**Provided data**
[BEGIN]

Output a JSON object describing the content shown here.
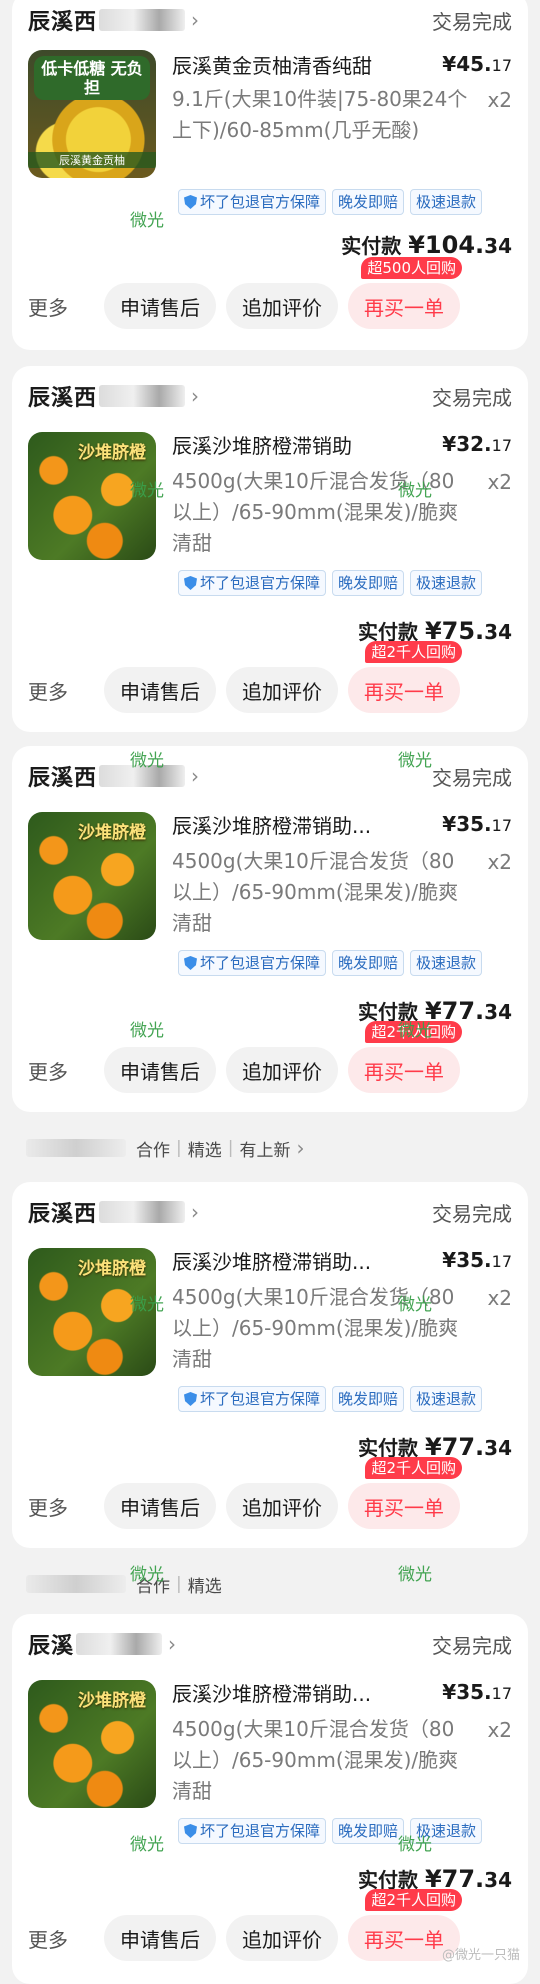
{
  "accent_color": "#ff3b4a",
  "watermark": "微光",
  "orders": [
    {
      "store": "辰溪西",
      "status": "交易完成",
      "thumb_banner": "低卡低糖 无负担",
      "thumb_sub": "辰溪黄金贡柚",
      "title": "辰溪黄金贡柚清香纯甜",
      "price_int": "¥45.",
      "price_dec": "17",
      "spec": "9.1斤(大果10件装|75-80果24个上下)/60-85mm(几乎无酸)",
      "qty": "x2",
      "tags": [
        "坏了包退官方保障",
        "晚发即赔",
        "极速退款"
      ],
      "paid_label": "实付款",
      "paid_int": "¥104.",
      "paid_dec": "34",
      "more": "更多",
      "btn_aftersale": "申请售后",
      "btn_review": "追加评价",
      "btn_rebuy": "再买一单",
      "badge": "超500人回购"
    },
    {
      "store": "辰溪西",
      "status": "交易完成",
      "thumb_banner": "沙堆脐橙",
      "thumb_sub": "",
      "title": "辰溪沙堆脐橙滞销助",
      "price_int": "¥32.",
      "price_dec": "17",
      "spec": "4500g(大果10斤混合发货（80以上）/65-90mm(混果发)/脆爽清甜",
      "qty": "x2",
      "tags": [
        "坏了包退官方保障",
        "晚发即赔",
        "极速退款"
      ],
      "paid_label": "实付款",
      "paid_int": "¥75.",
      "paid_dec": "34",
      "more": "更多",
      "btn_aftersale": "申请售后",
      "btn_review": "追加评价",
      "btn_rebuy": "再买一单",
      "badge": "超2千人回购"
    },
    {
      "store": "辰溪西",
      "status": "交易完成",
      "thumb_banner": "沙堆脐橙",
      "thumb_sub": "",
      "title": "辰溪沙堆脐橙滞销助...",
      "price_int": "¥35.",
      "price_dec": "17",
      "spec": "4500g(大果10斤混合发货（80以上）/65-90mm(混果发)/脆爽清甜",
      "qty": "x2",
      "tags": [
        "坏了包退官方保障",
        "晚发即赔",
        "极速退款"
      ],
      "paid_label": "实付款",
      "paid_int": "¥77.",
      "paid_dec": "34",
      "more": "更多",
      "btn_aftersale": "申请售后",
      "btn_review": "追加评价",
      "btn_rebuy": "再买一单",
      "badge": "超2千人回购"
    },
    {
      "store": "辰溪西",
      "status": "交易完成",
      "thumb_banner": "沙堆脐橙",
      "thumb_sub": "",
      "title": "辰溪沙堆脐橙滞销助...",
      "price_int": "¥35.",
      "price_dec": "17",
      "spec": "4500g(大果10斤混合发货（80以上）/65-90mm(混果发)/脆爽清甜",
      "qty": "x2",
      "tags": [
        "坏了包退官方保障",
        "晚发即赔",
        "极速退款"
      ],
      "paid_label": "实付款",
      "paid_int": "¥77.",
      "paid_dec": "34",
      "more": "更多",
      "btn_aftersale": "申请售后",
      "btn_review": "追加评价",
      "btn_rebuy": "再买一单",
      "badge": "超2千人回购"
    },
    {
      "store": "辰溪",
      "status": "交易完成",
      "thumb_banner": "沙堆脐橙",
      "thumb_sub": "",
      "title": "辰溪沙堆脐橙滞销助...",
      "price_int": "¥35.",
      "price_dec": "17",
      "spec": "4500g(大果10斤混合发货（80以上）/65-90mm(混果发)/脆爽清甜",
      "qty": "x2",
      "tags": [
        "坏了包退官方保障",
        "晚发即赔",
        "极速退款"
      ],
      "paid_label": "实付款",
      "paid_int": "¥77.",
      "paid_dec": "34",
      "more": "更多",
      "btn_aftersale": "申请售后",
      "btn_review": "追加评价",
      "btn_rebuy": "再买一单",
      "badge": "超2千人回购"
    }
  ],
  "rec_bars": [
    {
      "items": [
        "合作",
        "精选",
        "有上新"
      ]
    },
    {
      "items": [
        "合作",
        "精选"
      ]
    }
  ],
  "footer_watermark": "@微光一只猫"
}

[END]
[BEGIN]

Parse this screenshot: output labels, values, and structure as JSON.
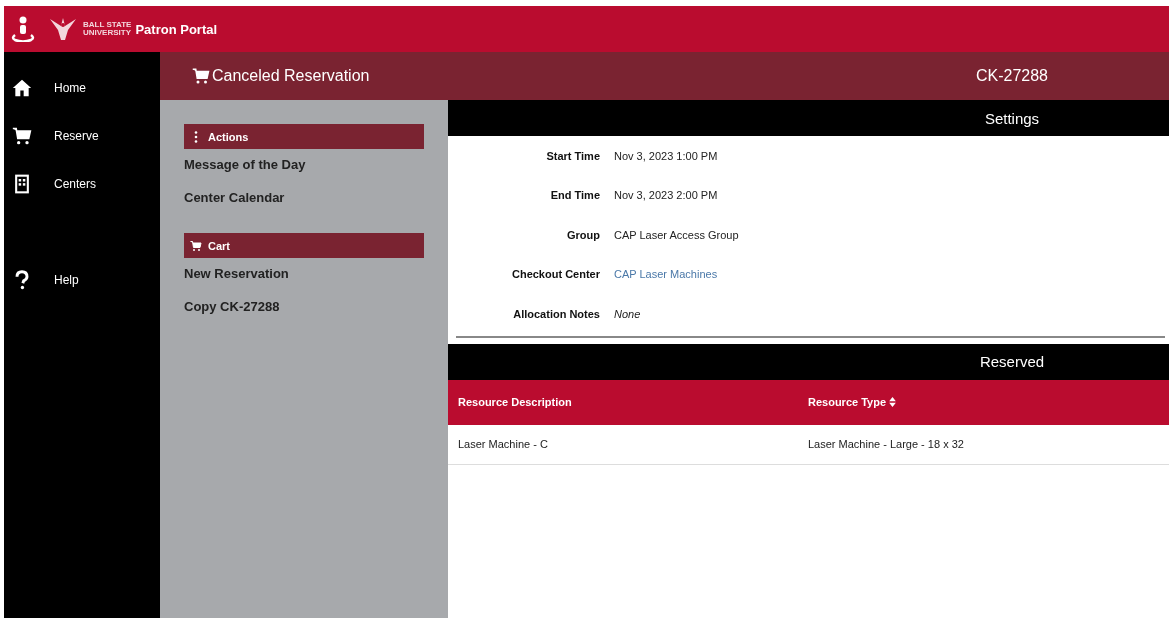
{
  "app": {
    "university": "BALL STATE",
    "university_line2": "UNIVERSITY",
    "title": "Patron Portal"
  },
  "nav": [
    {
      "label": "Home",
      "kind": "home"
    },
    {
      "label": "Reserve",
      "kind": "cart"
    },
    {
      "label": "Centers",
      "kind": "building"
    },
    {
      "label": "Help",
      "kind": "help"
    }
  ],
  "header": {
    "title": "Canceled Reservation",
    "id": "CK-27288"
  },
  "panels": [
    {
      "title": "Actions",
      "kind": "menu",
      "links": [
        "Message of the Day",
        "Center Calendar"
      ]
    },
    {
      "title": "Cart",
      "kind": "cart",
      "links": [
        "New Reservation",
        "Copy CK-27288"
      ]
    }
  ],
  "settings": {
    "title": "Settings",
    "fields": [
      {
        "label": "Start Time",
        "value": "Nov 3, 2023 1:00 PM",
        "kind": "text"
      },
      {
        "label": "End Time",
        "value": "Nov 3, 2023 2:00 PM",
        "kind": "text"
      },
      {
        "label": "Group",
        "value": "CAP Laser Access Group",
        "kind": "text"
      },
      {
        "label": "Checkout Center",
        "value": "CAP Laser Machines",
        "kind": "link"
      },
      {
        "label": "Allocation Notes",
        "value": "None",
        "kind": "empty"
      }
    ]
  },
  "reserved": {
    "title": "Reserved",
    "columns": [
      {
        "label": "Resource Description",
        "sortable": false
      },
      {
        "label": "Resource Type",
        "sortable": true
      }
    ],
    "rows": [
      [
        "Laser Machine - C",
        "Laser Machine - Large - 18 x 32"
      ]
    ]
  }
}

[END]

**Given request**
Search the entries for the word "JSON" and copy every line that has it.

**Response to the task**
Output a JSON object describing the content shown here.
Parse this screenshot: output labels, values, and structure as JSON.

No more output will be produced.